SHORT EXERCISE —
Below are records to be output exactly, every one of them.

RECORDS FOR PROCESSING —
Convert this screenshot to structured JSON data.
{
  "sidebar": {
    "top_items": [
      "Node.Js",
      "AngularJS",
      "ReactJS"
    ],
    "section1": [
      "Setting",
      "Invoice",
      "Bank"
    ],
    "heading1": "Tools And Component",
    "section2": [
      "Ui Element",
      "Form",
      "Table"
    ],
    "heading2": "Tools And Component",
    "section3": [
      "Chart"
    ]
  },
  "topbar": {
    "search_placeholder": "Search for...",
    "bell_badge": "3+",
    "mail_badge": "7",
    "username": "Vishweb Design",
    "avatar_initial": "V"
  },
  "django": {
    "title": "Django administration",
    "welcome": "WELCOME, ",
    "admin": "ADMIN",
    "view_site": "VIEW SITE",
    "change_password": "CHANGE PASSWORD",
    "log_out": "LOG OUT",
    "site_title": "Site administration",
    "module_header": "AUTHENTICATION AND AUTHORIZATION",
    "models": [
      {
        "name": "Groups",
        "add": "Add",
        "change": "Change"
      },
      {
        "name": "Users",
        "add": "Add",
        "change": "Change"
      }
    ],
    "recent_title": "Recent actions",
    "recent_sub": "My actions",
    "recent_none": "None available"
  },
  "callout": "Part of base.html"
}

FINISHED ANSWER —
Convert this screenshot to structured JSON data.
{
  "sidebar": {
    "top_items": [
      "Node.Js",
      "AngularJS",
      "ReactJS"
    ],
    "section1": [
      "Setting",
      "Invoice",
      "Bank"
    ],
    "heading1": "Tools And Component",
    "section2": [
      "Ui Element",
      "Form",
      "Table"
    ],
    "heading2": "Tools And Component",
    "section3": [
      "Chart"
    ]
  },
  "topbar": {
    "search_placeholder": "Search for...",
    "bell_badge": "3+",
    "mail_badge": "7",
    "username": "Vishweb Design",
    "avatar_initial": "V"
  },
  "django": {
    "title": "Django administration",
    "welcome": "WELCOME, ",
    "admin": "ADMIN",
    "view_site": "VIEW SITE",
    "change_password": "CHANGE PASSWORD",
    "log_out": "LOG OUT",
    "site_title": "Site administration",
    "module_header": "AUTHENTICATION AND AUTHORIZATION",
    "models": [
      {
        "name": "Groups",
        "add": "Add",
        "change": "Change"
      },
      {
        "name": "Users",
        "add": "Add",
        "change": "Change"
      }
    ],
    "recent_title": "Recent actions",
    "recent_sub": "My actions",
    "recent_none": "None available"
  },
  "callout": "Part of base.html"
}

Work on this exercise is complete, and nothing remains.